## start Material supplied

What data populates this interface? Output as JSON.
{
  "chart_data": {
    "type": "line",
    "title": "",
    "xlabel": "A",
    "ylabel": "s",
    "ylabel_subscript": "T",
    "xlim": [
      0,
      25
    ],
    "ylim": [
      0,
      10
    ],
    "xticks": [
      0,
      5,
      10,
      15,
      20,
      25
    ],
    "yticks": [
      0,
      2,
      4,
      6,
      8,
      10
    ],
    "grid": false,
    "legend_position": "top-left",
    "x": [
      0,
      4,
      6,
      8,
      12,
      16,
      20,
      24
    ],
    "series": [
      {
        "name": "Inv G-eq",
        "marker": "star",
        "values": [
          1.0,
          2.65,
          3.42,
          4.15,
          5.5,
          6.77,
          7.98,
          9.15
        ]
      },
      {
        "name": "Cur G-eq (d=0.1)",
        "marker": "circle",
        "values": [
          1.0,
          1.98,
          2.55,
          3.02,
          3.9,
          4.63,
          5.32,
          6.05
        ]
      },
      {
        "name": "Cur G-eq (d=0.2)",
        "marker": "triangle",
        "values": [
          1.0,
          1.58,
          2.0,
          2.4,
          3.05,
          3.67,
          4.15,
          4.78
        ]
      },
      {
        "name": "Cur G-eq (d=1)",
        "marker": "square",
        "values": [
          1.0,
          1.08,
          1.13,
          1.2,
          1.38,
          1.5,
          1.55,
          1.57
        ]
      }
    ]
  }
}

## end Material supplied

• Written exercise:
Reproduce each line from the records that contains the word "name".

• Task solution:
        "name": "Inv G-eq",
        "name": "Cur G-eq (d=0.1)",
        "name": "Cur G-eq (d=0.2)",
        "name": "Cur G-eq (d=1)",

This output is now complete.